If you are referring to liquid soap that you pour into a foamer bottle to make it foamy, that is exactly what I use lots of my liquid soap for. Matter of fact, I am taking 2 gallons of it to my son with 2 foamer bottles, and 1 gallon to my sister-in-law who has foamer bottles already.
Yes that is exactly, what I want to do too! So it can work; I love the foamy soap. Thanks for letting me know. Cant wait to get started. I've made this same statement 3 times now.....this time I mean it.:)
 
I've never made LS soap but will try it in the future since my daughter told me that my son-in-law will only use liquid soap. Right now I'm just wishing I could stand long enough and find the time to make another CP soap (not that I'm out of soap or anything)! LOL
 
I've never made LS soap but will try it in the future since my daughter told me that my son-in-law will only use liquid soap. Right now I'm just wishing I could stand long enough and find the time to make another CP soap (not that I'm out of soap or anything)! LOL

If you can stand long enough to make CP soap, you can make IrishLass' LGS. Truly. It takes me less time to get the paste made than to get CP bars made and poured.
+ + +
◆ Directions
**a)** Translate this sentence from the soap-making discussion into Spanish: "It takes me less time to get the paste made than to get CP bars made and poured."
**b)** Carry on the soap-making discussion, beginning right after its final post.
+ + +
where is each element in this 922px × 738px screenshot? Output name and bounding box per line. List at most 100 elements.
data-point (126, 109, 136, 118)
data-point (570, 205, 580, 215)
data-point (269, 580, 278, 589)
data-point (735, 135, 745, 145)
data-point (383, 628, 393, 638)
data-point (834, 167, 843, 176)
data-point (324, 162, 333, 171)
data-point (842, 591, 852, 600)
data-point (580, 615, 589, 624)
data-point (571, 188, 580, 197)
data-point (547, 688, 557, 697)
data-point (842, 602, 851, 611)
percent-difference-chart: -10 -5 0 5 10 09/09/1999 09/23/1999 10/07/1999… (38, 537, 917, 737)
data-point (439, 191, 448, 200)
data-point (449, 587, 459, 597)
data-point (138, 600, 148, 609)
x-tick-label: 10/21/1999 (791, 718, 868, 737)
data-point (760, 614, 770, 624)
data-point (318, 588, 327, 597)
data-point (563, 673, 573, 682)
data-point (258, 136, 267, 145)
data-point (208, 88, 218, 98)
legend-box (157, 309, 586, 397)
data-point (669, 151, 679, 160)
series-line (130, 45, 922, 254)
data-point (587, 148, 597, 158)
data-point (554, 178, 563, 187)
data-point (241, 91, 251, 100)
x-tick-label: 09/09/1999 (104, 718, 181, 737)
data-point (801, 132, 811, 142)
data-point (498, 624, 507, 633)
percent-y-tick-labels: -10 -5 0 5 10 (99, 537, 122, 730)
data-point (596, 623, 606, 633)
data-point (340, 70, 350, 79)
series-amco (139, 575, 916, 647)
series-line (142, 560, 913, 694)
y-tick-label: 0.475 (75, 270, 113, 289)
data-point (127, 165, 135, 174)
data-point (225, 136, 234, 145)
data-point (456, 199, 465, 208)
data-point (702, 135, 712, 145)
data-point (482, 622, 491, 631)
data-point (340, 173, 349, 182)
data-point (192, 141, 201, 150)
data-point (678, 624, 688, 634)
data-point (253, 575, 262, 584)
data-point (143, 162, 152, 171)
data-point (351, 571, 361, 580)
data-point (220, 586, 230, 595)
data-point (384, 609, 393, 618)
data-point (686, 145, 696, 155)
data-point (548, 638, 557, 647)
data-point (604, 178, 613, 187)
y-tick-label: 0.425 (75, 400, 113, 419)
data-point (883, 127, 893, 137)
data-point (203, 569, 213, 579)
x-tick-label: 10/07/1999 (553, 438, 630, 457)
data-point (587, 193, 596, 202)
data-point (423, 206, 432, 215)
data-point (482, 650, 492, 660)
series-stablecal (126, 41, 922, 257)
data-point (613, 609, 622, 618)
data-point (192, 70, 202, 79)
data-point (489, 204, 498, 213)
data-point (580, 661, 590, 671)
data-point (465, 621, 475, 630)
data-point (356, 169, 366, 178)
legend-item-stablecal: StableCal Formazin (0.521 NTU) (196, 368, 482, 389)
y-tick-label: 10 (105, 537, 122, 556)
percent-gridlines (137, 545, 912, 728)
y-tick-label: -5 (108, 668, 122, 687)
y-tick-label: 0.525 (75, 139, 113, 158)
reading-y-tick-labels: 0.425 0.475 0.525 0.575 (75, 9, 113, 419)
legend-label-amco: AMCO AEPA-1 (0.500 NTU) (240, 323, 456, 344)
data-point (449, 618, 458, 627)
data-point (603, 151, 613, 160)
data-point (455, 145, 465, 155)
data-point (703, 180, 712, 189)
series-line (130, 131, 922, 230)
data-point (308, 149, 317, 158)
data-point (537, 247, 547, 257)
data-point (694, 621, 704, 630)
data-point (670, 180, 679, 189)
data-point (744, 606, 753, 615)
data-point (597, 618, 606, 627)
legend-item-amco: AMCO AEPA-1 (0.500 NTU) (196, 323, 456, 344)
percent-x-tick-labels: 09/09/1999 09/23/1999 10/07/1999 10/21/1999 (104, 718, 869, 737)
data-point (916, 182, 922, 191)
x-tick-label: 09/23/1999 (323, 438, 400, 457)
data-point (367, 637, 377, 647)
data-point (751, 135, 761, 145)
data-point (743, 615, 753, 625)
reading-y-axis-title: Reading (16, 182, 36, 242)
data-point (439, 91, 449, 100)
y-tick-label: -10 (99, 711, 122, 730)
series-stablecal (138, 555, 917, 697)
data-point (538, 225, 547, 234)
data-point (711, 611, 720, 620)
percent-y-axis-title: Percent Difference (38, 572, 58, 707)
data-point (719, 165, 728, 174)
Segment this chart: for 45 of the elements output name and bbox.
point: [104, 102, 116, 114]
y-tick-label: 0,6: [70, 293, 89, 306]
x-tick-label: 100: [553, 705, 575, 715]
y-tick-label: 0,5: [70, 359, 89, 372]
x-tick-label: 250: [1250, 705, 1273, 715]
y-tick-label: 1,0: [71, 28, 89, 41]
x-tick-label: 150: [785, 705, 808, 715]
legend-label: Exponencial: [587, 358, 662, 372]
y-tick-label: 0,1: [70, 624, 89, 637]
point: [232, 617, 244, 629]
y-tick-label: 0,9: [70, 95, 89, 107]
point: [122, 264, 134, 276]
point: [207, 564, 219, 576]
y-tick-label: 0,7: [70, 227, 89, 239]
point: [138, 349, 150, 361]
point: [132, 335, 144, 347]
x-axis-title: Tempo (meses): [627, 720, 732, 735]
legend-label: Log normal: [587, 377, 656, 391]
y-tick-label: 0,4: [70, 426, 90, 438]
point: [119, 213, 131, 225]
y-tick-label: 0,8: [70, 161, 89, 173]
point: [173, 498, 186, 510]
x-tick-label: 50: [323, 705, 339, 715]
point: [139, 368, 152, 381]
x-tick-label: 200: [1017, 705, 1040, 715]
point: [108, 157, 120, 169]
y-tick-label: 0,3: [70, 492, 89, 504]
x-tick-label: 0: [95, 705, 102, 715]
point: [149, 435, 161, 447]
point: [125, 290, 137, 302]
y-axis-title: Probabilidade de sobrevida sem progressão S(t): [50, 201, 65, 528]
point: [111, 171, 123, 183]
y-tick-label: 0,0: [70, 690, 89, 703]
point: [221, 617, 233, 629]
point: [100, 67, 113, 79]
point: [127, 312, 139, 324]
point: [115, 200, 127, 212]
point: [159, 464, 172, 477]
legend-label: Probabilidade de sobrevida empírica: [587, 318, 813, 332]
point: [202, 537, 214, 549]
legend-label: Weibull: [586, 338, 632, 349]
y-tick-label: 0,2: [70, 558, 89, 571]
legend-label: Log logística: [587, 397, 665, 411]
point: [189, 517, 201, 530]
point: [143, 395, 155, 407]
+ + +
◆ Results in order
**a)** Tardo menos tiempo en hacer la pasta que en hacer y verter las barras de jabón CP.

**b)**
 
IrishLass LGS saved my hands, but literally.
I've tried all shop bought liquid soaps and they all gave me terrible rash, cracked skin, etc.... esentially some sort of eczema.
I saw thread with the recipe and gave it a go. My hands are the only reason I'm still making it.
I use it in the foamer bottles and it works perfectly.
It needs to be diluted quite a bit to work nicely, so 500gr batch lasts for ages.
 
I make a 2 lb of oils size batch that yields 3 L (roughly) of diluted soap. I add enough water to make that a gallon. I then dilute that 1:1 to go into the foamer. That seems to be the perfect dilution to prevent soap boogers on my foamers.

And yes, making my own liquid soap saved the skin on my hands.
 
IrishLass LGS saved my hands, but literally.
I've tried all shop bought liquid soaps and they all gave me terrible rash, cracked skin, etc.... esentially some sort of eczema.
I saw thread with the recipe and gave it a go. My hands are the only reason I'm still making it.
I use it in the foamer bottles and it works perfectly.
It needs to be diluted quite a bit to work nicely, so 500gr batch lasts for ages.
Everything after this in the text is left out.